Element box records
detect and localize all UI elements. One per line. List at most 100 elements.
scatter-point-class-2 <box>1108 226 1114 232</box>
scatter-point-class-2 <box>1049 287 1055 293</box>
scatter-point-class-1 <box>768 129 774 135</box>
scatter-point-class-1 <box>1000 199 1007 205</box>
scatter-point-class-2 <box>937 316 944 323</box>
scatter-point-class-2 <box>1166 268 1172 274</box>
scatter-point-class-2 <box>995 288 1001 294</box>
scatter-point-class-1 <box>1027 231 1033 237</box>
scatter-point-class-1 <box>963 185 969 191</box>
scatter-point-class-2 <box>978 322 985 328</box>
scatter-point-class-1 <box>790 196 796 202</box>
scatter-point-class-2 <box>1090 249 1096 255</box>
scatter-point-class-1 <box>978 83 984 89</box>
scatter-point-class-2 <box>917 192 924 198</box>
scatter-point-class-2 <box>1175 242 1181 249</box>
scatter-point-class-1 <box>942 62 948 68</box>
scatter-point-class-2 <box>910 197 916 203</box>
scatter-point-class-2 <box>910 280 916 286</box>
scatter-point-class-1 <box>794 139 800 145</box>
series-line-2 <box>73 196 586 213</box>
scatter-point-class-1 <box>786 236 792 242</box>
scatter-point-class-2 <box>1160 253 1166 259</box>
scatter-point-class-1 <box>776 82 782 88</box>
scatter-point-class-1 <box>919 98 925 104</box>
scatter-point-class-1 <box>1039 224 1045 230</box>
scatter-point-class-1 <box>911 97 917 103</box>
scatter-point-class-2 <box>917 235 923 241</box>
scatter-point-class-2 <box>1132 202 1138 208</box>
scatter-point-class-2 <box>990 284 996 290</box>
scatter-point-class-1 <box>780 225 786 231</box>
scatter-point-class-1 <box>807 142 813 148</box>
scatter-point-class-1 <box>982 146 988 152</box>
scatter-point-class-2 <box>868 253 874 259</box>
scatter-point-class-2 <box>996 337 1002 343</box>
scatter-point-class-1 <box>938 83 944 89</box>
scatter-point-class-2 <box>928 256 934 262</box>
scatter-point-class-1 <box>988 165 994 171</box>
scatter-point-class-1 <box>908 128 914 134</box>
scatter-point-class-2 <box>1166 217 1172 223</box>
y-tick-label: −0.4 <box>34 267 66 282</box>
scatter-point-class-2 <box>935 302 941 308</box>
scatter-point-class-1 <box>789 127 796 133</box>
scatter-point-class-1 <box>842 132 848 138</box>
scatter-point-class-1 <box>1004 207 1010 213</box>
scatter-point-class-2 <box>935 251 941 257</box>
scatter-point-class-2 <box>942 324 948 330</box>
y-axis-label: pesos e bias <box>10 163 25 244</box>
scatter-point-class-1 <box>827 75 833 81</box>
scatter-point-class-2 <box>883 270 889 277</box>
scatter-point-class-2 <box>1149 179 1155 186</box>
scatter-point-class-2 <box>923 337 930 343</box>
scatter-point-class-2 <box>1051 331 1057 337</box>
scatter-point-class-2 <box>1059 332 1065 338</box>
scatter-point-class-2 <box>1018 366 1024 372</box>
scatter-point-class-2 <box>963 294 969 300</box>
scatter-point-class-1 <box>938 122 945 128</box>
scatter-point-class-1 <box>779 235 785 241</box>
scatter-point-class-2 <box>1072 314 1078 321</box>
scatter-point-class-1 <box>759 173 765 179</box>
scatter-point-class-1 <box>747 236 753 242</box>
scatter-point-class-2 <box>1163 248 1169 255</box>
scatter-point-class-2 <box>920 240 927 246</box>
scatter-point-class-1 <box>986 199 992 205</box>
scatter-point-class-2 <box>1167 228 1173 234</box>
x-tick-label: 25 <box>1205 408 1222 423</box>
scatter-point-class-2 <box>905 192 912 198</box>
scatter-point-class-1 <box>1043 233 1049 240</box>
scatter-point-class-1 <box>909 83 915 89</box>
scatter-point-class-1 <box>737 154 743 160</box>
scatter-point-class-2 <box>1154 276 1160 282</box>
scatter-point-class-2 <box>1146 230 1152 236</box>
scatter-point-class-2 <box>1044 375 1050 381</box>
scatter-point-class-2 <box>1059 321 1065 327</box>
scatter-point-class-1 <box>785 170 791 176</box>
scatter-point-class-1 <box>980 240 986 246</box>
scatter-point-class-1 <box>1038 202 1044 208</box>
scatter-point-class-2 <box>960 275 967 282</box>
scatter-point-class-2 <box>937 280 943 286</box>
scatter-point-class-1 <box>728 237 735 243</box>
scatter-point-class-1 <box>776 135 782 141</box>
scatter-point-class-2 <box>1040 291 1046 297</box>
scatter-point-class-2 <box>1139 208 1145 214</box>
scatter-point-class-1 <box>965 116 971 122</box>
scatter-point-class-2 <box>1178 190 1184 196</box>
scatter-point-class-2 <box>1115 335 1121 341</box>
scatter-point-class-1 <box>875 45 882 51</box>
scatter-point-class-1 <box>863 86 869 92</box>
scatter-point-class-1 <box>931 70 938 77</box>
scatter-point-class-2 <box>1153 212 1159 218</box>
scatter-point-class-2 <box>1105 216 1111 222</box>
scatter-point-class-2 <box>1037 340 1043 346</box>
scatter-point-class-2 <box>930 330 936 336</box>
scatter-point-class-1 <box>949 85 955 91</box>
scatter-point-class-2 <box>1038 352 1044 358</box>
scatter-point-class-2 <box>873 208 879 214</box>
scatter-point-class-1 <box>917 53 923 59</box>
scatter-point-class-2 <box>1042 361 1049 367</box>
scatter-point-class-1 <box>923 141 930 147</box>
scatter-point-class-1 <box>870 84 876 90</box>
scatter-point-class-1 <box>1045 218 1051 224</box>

## [AIM OF THE EXERCISE]
Retype every line of the items above without any changes.

## [TASK OUTPUT]
detect and localize all UI elements. One per line. List at most 100 elements.
scatter-point-class-2 <box>1108 226 1114 232</box>
scatter-point-class-2 <box>1049 287 1055 293</box>
scatter-point-class-1 <box>768 129 774 135</box>
scatter-point-class-1 <box>1000 199 1007 205</box>
scatter-point-class-2 <box>937 316 944 323</box>
scatter-point-class-2 <box>1166 268 1172 274</box>
scatter-point-class-2 <box>995 288 1001 294</box>
scatter-point-class-1 <box>1027 231 1033 237</box>
scatter-point-class-1 <box>963 185 969 191</box>
scatter-point-class-2 <box>978 322 985 328</box>
scatter-point-class-1 <box>790 196 796 202</box>
scatter-point-class-2 <box>1090 249 1096 255</box>
scatter-point-class-1 <box>978 83 984 89</box>
scatter-point-class-2 <box>917 192 924 198</box>
scatter-point-class-2 <box>1175 242 1181 249</box>
scatter-point-class-1 <box>942 62 948 68</box>
scatter-point-class-2 <box>910 197 916 203</box>
scatter-point-class-2 <box>910 280 916 286</box>
scatter-point-class-1 <box>794 139 800 145</box>
series-line-2 <box>73 196 586 213</box>
scatter-point-class-1 <box>786 236 792 242</box>
scatter-point-class-2 <box>1160 253 1166 259</box>
scatter-point-class-1 <box>776 82 782 88</box>
scatter-point-class-1 <box>919 98 925 104</box>
scatter-point-class-1 <box>1039 224 1045 230</box>
scatter-point-class-1 <box>911 97 917 103</box>
scatter-point-class-2 <box>917 235 923 241</box>
scatter-point-class-2 <box>1132 202 1138 208</box>
scatter-point-class-2 <box>990 284 996 290</box>
scatter-point-class-1 <box>780 225 786 231</box>
scatter-point-class-1 <box>807 142 813 148</box>
scatter-point-class-1 <box>982 146 988 152</box>
scatter-point-class-2 <box>868 253 874 259</box>
scatter-point-class-2 <box>996 337 1002 343</box>
scatter-point-class-1 <box>938 83 944 89</box>
scatter-point-class-2 <box>928 256 934 262</box>
scatter-point-class-1 <box>988 165 994 171</box>
scatter-point-class-1 <box>908 128 914 134</box>
scatter-point-class-2 <box>1166 217 1172 223</box>
y-tick-label: −0.4 <box>34 267 66 282</box>
scatter-point-class-2 <box>935 302 941 308</box>
scatter-point-class-1 <box>789 127 796 133</box>
scatter-point-class-1 <box>842 132 848 138</box>
scatter-point-class-1 <box>1004 207 1010 213</box>
scatter-point-class-2 <box>935 251 941 257</box>
scatter-point-class-2 <box>942 324 948 330</box>
y-axis-label: pesos e bias <box>10 163 25 244</box>
scatter-point-class-1 <box>827 75 833 81</box>
scatter-point-class-2 <box>883 270 889 277</box>
scatter-point-class-2 <box>1149 179 1155 186</box>
scatter-point-class-2 <box>923 337 930 343</box>
scatter-point-class-2 <box>1051 331 1057 337</box>
scatter-point-class-2 <box>1059 332 1065 338</box>
scatter-point-class-2 <box>1018 366 1024 372</box>
scatter-point-class-2 <box>963 294 969 300</box>
scatter-point-class-1 <box>938 122 945 128</box>
scatter-point-class-1 <box>779 235 785 241</box>
scatter-point-class-2 <box>1072 314 1078 321</box>
scatter-point-class-1 <box>759 173 765 179</box>
scatter-point-class-1 <box>747 236 753 242</box>
scatter-point-class-2 <box>1163 248 1169 255</box>
scatter-point-class-2 <box>920 240 927 246</box>
scatter-point-class-1 <box>986 199 992 205</box>
scatter-point-class-2 <box>1167 228 1173 234</box>
x-tick-label: 25 <box>1205 408 1222 423</box>
scatter-point-class-2 <box>905 192 912 198</box>
scatter-point-class-1 <box>1043 233 1049 240</box>
scatter-point-class-1 <box>909 83 915 89</box>
scatter-point-class-1 <box>737 154 743 160</box>
scatter-point-class-2 <box>1154 276 1160 282</box>
scatter-point-class-2 <box>1146 230 1152 236</box>
scatter-point-class-2 <box>1044 375 1050 381</box>
scatter-point-class-2 <box>1059 321 1065 327</box>
scatter-point-class-1 <box>785 170 791 176</box>
scatter-point-class-1 <box>980 240 986 246</box>
scatter-point-class-1 <box>1038 202 1044 208</box>
scatter-point-class-2 <box>960 275 967 282</box>
scatter-point-class-2 <box>937 280 943 286</box>
scatter-point-class-1 <box>728 237 735 243</box>
scatter-point-class-1 <box>776 135 782 141</box>
scatter-point-class-2 <box>1040 291 1046 297</box>
scatter-point-class-2 <box>1139 208 1145 214</box>
scatter-point-class-1 <box>965 116 971 122</box>
scatter-point-class-2 <box>1178 190 1184 196</box>
scatter-point-class-2 <box>1115 335 1121 341</box>
scatter-point-class-1 <box>875 45 882 51</box>
scatter-point-class-1 <box>863 86 869 92</box>
scatter-point-class-1 <box>931 70 938 77</box>
scatter-point-class-2 <box>1153 212 1159 218</box>
scatter-point-class-2 <box>1105 216 1111 222</box>
scatter-point-class-2 <box>1037 340 1043 346</box>
scatter-point-class-2 <box>930 330 936 336</box>
scatter-point-class-1 <box>949 85 955 91</box>
scatter-point-class-2 <box>1038 352 1044 358</box>
scatter-point-class-2 <box>873 208 879 214</box>
scatter-point-class-1 <box>917 53 923 59</box>
scatter-point-class-2 <box>1042 361 1049 367</box>
scatter-point-class-1 <box>923 141 930 147</box>
scatter-point-class-1 <box>870 84 876 90</box>
scatter-point-class-1 <box>1045 218 1051 224</box>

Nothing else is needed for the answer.